Aufgabenstellung A: Schreiben Sie den folgenden Urteilsauszug vollständig und Wort für Wort nieder.

Vorgegebener Text:
***

Von den Kosten des ersten Rechtszuges haben der Kläger 1/3 und die Beklagten als Gesamtschuldner 2/3 zu tragen. Von den Gerichtskosten und den außergerichtlichen Kosten des Klägers im zweiten Rechtszug werden den Beklagten als Gesamtschuldnern 4/7 und dem Beklagten zu 1 weitere 3/7 auferlegt; ihre außergerichtlichen Kosten im zweiten Rechtszug tragen die Beklagten selbst. Die Kosten des Revisionsverfahrens fallen den Beklagten als Gesamtschuldner zur Last.
Von Rechts wegen
Tatbestand
Der Kläger ist Eigentümer eines Wohnhauses, D.straße in B.-N.. Der Beklagte zu 1 ist ein gemeinnütziger Verein, dessen satzungsgemäße Aufgaben darin bestehen, Jugendliche und Heranwachsende aus zerrütteten Elternhäusern zu beraten und sie bei gleichzeitiger Betreuung durch einen Sozialarbeiter mit eigenem Wohnraum zu versorgen, um so langfristig eine soziale Stabilisierung der Situation der betroffenen Jugendlichen und Heranwachsenden zu erreichen. Zu diesem Zweck schloß der Beklagte zu 1 mehrfach Mietverträge mit dem Kläger über Wohnungen in dessen Häusern ab, die der Beklagte zu 1 an Jugendliche untervermietete.

***

Layout-Koordinatendaten:
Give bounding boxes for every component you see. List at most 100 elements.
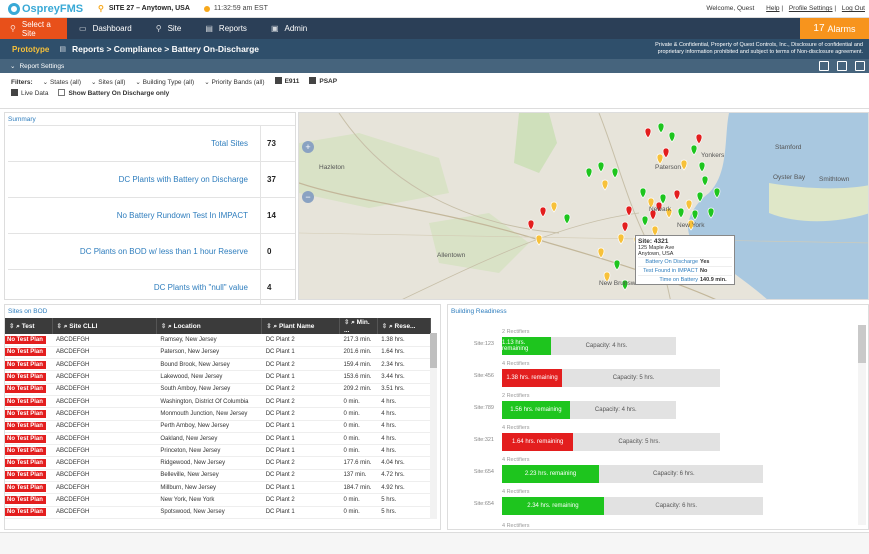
rectifier-label: 2 Rectifiers (502, 329, 530, 335)
chart-scrollbar[interactable] (858, 325, 866, 525)
table-row[interactable]: No Test Plan ABCDEFGH Millburn, New Jersey… (5, 481, 431, 495)
help-link[interactable]: Help (766, 5, 779, 12)
table-cell: 4 hrs. (377, 432, 431, 446)
remaining-bar[interactable]: 1.56 hrs. remaining (502, 401, 570, 419)
print-icon[interactable] (819, 61, 829, 71)
nav-label: Admin (284, 24, 308, 33)
no-test-plan-badge: No Test Plan (5, 348, 46, 357)
map-label: Yonkers (701, 152, 725, 159)
search-icon: ⌕ (168, 322, 172, 330)
table-row[interactable]: No Test Plan ABCDEFGH Lakewood, New Jersey… (5, 370, 431, 384)
table-cell: No Test Plan (5, 383, 53, 396)
column-header[interactable]: ⇕ ⌕ Rese... (377, 318, 432, 334)
location-pin-icon: ⚲ (10, 24, 16, 33)
summary-row[interactable]: No Battery Rundown Test In IMPACT 14 (8, 197, 295, 233)
table-row[interactable]: No Test Plan ABCDEFGH Oakland, New Jersey D… (5, 432, 431, 446)
sort-icon: ⇕ (381, 322, 388, 330)
table-row[interactable]: No Test Plan ABCDEFGH Spotswood, New Jerse… (5, 506, 431, 519)
capacity-label: Capacity: 4 hrs. (594, 407, 637, 413)
dashboard-icon: ▭ (79, 24, 87, 33)
zoom-in-icon[interactable]: + (302, 141, 314, 153)
live-data-checkbox[interactable]: Live Data (11, 89, 48, 98)
alarms-button[interactable]: 17 Alarms (800, 18, 869, 39)
table-cell: No Test Plan (5, 395, 53, 409)
map-canvas[interactable]: Stamford Oyster Bay Smithtown Paterson Y… (299, 113, 869, 300)
chevron-down-icon: ⌄ (10, 63, 16, 70)
scrollbar-thumb[interactable] (858, 325, 866, 363)
site-label: Site:123 (473, 341, 494, 347)
remaining-bar[interactable]: 1.13 hrs. remaining (502, 337, 552, 355)
nav-label: Reports (218, 24, 247, 33)
table-row[interactable]: No Test Plan ABCDEFGH Ridgewood, New Jerse… (5, 456, 431, 470)
table-row[interactable]: No Test Plan ABCDEFGH Ramsey, New Jersey DC… (5, 334, 431, 347)
table-row[interactable]: No Test Plan ABCDEFGH Monmouth Junction, N… (5, 407, 431, 421)
building-type-dropdown[interactable]: ⌄ Building Type (all) (135, 78, 194, 86)
map-label: Oyster Bay (773, 174, 806, 181)
show-battery-checkbox[interactable]: Show Battery On Discharge only (58, 89, 169, 98)
tooltip-site: Site: 4321 (638, 238, 669, 245)
summary-row[interactable]: Total Sites 73 (8, 125, 295, 161)
nav-site[interactable]: ⚲ Site (144, 18, 194, 39)
table-cell: DC Plant 1 (261, 506, 340, 519)
states-dropdown[interactable]: ⌄ States (all) (43, 78, 81, 86)
filters-panel: Filters: ⌄ States (all) ⌄ Sites (all) ⌄ … (0, 73, 869, 109)
sites-map[interactable]: Stamford Oyster Bay Smithtown Paterson Y… (298, 112, 869, 300)
summary-row[interactable]: DC Plants with Battery on Discharge 37 (8, 161, 295, 197)
report-settings-bar[interactable]: ⌄ Report Settings (0, 59, 869, 73)
table-cell: DC Plant 2 (261, 469, 340, 483)
summary-value: 0 (260, 233, 295, 269)
table-cell: ABCDEFGH (52, 469, 157, 483)
export-icon[interactable] (837, 61, 847, 71)
table-row[interactable]: No Test Plan ABCDEFGH New York, New York DC… (5, 493, 431, 507)
psap-checkbox[interactable]: PSAP (309, 77, 337, 86)
logout-link[interactable]: Log Out (842, 5, 865, 12)
summary-row[interactable]: DC Plants with "null" value 4 (8, 269, 295, 305)
sites-dropdown[interactable]: ⌄ Sites (all) (91, 78, 125, 86)
sort-icon: ⇕ (56, 322, 62, 330)
remaining-bar[interactable]: 2.23 hrs. remaining (502, 465, 599, 483)
remaining-bar[interactable]: 1.38 hrs. remaining (502, 369, 563, 387)
table-cell: DC Plant 2 (261, 407, 340, 421)
dropdown-label: Priority Bands (all) (211, 79, 265, 86)
table-row[interactable]: No Test Plan ABCDEFGH Bound Brook, New Jer… (5, 358, 431, 372)
column-header[interactable]: ⇕ ⌕ Site CLLI (52, 318, 157, 334)
nav-admin[interactable]: ▣ Admin (259, 18, 319, 39)
column-header[interactable]: ⇕ ⌕ Plant Name (261, 318, 340, 334)
table-row[interactable]: No Test Plan ABCDEFGH Perth Amboy, New Jer… (5, 420, 431, 433)
nav-label: Dashboard (92, 24, 132, 33)
nav-dashboard[interactable]: ▭ Dashboard (67, 18, 144, 39)
table-cell: 201.6 min. (339, 346, 378, 360)
zoom-out-icon[interactable]: − (302, 191, 314, 203)
app-logo[interactable]: OspreyFMS (8, 2, 88, 15)
table-scrollbar[interactable] (430, 333, 437, 519)
tooltip-key: Time on Battery (659, 277, 698, 283)
download-icon[interactable] (855, 61, 865, 71)
no-test-plan-badge: No Test Plan (5, 459, 46, 468)
nav-select-site[interactable]: ⚲ Select a Site (0, 18, 67, 39)
table-row[interactable]: No Test Plan ABCDEFGH Washington, District… (5, 395, 431, 409)
e911-checkbox[interactable]: E911 (274, 77, 299, 86)
table-cell: 3.51 hrs. (377, 383, 431, 396)
column-header[interactable]: ⇕ ⌕ Min. ... (339, 318, 378, 334)
table-row[interactable]: No Test Plan ABCDEFGH South Amboy, New Jer… (5, 383, 431, 396)
table-cell: Ramsey, New Jersey (156, 334, 262, 347)
profile-settings-link[interactable]: Profile Settings (789, 5, 833, 12)
remaining-bar[interactable]: 1.64 hrs. remaining (502, 433, 574, 451)
remaining-bar[interactable]: 2.34 hrs. remaining (502, 497, 604, 515)
priority-bands-dropdown[interactable]: ⌄ Priority Bands (all) (204, 78, 264, 86)
osprey-logo-icon (8, 2, 20, 15)
table-row[interactable]: No Test Plan ABCDEFGH Princeton, New Jerse… (5, 444, 431, 458)
summary-row[interactable]: DC Plants on BOD w/ less than 1 hour Res… (8, 233, 295, 269)
column-header[interactable]: ⇕ ⌕ Test (5, 318, 53, 334)
map-label: Newark (649, 206, 672, 213)
table-cell: DC Plant 2 (261, 358, 340, 372)
table-row[interactable]: No Test Plan ABCDEFGH Belleville, New Jers… (5, 469, 431, 483)
table-cell: New York, New York (156, 493, 262, 507)
scrollbar-thumb[interactable] (430, 333, 437, 368)
table-cell: DC Plant 1 (261, 444, 340, 458)
nav-reports[interactable]: ▤ Reports (193, 18, 259, 39)
table-cell: 4 hrs. (377, 395, 431, 409)
summary-value: 37 (260, 161, 295, 197)
column-header[interactable]: ⇕ ⌕ Location (156, 318, 263, 334)
table-row[interactable]: No Test Plan ABCDEFGH Paterson, New Jersey… (5, 346, 431, 360)
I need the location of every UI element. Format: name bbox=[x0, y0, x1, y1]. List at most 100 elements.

***

Aufgabenstellung B: Geben Sie aus den Datensätzen oben nur die Zeilen von der Zeile mit „rectifier-label: 2 Rectifiers“ bis zur Zeile mit „table-cell: 4 hrs. (377, 432, 431, 446)“ einschließlich als nummerierte Liste aus, wobei Leerzeilen entfallen.

Lösung A:
Von den Kosten des ersten Rechtszuges haben der Kläger 1/3 und die Beklagten als Gesamtschuldner 2/3 zu tragen. Von den Gerichtskosten und den außergerichtlichen Kosten des Klägers im zweiten Rechtszug werden den Beklagten als Gesamtschuldnern 4/7 und dem Beklagten zu 1 weitere 3/7 auferlegt; ihre außergerichtlichen Kosten im zweiten Rechtszug tragen die Beklagten selbst. Die Kosten des Revisionsverfahrens fallen den Beklagten als Gesamtschuldner zur Last.
Von Rechts wegen
Tatbestand
Der Kläger ist Eigentümer eines Wohnhauses, D.straße in B.-N.. Der Beklagte zu 1 ist ein gemeinnütziger Verein, dessen satzungsgemäße Aufgaben darin bestehen, Jugendliche und Heranwachsende aus zerrütteten Elternhäusern zu beraten und sie bei gleichzeitiger Betreuung durch einen Sozialarbeiter mit eigenem Wohnraum zu versorgen, um so langfristig eine soziale Stabilisierung der Situation der betroffenen Jugendlichen und Heranwachsenden zu erreichen. Zu diesem Zweck schloß der Beklagte zu 1 mehrfach Mietverträge mit dem Kläger über Wohnungen in dessen Häusern ab, die der Beklagte zu 1 an Jugendliche untervermietete.

Lösung B:
1. rectifier-label: 2 Rectifiers (502, 329, 530, 335)
2. chart-scrollbar[interactable] (858, 325, 866, 525)
3. table-row[interactable]: No Test Plan ABCDEFGH Millburn, New Jersey… (5, 481, 431, 495)
4. help-link[interactable]: Help (766, 5, 779, 12)
5. table-cell: 4 hrs. (377, 432, 431, 446)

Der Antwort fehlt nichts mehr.